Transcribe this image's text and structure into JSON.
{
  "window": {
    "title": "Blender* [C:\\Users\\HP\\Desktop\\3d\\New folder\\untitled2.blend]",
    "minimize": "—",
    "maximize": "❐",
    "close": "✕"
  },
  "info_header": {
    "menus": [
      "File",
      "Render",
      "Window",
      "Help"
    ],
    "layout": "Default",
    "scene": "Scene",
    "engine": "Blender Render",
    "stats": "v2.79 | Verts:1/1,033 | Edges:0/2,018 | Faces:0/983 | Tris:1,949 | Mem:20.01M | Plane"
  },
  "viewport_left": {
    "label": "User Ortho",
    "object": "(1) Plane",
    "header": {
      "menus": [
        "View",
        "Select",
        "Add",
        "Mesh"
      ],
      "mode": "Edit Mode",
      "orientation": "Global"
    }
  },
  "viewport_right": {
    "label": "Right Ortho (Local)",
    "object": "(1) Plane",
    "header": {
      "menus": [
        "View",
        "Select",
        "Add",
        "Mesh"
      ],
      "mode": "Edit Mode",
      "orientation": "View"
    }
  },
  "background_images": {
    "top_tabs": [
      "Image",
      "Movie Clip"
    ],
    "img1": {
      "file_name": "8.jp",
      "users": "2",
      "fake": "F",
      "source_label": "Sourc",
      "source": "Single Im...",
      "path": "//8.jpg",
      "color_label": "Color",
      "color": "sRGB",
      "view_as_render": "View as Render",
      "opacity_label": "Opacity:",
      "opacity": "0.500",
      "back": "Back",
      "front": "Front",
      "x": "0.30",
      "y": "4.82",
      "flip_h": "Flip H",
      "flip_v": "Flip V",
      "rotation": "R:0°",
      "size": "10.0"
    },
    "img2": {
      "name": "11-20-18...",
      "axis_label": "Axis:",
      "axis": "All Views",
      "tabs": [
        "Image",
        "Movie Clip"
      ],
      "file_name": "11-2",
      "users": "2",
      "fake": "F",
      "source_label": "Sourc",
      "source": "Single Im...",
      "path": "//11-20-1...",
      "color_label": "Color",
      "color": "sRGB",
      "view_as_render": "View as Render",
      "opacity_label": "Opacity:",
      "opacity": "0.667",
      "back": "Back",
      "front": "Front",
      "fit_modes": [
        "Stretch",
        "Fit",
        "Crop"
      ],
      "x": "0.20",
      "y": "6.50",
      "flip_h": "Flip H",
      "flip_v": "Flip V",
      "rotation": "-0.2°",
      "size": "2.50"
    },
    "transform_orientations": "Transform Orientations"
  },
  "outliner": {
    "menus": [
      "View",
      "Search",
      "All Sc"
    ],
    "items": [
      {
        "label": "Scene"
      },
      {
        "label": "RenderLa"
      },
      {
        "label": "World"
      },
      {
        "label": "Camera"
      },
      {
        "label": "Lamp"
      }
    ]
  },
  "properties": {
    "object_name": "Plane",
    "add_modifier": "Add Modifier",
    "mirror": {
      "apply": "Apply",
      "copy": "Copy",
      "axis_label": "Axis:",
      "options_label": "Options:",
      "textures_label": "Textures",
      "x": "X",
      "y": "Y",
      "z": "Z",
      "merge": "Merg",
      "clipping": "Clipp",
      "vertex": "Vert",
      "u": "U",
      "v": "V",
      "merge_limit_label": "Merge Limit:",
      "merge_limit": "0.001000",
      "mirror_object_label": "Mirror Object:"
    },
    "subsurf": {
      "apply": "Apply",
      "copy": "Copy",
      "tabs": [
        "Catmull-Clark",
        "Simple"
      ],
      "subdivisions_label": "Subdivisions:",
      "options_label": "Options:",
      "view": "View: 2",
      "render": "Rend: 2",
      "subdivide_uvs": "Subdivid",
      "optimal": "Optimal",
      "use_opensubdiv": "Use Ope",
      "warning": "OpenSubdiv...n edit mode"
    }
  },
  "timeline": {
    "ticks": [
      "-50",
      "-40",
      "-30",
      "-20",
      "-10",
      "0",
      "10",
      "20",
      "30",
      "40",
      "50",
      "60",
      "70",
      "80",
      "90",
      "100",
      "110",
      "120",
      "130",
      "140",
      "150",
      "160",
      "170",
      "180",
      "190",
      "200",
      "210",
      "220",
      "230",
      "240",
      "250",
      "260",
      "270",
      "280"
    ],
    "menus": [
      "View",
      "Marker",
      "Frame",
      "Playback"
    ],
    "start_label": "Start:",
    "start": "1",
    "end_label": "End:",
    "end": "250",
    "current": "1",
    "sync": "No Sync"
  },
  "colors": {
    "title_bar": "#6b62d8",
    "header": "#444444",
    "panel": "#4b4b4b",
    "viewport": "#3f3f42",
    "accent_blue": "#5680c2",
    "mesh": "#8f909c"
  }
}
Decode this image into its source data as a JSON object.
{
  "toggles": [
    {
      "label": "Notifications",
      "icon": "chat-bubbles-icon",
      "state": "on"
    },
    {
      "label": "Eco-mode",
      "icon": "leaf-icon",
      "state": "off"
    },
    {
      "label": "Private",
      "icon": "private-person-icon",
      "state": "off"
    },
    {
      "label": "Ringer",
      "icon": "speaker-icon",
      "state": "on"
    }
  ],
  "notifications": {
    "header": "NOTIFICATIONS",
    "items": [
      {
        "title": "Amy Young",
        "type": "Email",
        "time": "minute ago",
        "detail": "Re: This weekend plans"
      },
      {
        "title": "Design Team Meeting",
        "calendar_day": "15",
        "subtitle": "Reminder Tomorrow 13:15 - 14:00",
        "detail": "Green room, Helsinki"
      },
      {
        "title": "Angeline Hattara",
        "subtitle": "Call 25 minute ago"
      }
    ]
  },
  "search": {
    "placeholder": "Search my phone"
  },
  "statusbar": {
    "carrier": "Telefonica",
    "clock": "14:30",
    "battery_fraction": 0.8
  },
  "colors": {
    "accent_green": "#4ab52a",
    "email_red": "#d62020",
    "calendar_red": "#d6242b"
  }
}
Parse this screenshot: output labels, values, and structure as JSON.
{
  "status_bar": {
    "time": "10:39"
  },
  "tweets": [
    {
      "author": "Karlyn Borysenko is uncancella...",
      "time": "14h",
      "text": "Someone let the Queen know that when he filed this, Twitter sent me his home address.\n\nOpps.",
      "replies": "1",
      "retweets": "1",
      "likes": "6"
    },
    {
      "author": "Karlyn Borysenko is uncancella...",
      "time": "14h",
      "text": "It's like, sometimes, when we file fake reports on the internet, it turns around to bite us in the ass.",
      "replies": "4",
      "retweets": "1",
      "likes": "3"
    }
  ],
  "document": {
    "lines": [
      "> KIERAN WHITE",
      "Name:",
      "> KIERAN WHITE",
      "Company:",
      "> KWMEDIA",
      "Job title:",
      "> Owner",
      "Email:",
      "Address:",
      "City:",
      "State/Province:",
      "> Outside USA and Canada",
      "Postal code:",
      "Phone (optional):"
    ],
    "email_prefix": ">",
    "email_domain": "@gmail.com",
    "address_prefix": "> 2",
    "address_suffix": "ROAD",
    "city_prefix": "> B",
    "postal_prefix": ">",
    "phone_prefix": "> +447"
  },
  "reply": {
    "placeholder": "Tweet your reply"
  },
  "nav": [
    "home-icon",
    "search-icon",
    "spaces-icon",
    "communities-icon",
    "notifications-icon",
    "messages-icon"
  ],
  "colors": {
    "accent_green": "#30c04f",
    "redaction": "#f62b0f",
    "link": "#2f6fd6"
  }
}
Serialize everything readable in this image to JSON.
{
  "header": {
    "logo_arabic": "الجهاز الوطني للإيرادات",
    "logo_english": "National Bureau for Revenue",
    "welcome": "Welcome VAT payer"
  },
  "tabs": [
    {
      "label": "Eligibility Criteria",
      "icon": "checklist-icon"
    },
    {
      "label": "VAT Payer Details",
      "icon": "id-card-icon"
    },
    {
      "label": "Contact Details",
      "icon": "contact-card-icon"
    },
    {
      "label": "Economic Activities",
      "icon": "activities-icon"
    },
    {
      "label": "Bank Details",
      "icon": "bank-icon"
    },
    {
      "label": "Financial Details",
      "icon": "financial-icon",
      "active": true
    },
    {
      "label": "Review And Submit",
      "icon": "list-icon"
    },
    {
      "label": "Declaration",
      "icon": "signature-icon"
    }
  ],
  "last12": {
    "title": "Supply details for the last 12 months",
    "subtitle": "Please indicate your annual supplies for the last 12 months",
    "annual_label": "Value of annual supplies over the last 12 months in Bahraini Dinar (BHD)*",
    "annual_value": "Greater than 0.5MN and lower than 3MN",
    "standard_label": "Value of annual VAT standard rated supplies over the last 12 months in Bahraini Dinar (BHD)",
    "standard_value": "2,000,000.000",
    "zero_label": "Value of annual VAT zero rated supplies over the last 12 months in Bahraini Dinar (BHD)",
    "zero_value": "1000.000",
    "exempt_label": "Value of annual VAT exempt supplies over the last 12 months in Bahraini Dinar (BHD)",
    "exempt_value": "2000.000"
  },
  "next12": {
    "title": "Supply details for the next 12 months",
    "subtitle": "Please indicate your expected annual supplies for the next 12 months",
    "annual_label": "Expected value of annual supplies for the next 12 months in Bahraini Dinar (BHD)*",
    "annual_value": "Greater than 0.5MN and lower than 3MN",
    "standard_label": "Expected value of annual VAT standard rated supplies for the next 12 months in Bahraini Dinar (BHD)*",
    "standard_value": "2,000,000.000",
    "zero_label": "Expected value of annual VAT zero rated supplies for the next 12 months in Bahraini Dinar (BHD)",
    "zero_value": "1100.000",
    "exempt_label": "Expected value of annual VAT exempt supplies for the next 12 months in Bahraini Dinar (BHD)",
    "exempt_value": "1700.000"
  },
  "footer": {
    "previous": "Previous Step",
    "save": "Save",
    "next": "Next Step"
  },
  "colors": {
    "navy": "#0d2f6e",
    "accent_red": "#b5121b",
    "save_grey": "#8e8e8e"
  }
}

________________________________________

Task directions:
Copy each line above that contains the string "indicate".

Output of the exercise:
    "subtitle": "Please indicate your annual supplies for the last 12 months",
    "subtitle": "Please indicate your expected annual supplies for the next 12 months",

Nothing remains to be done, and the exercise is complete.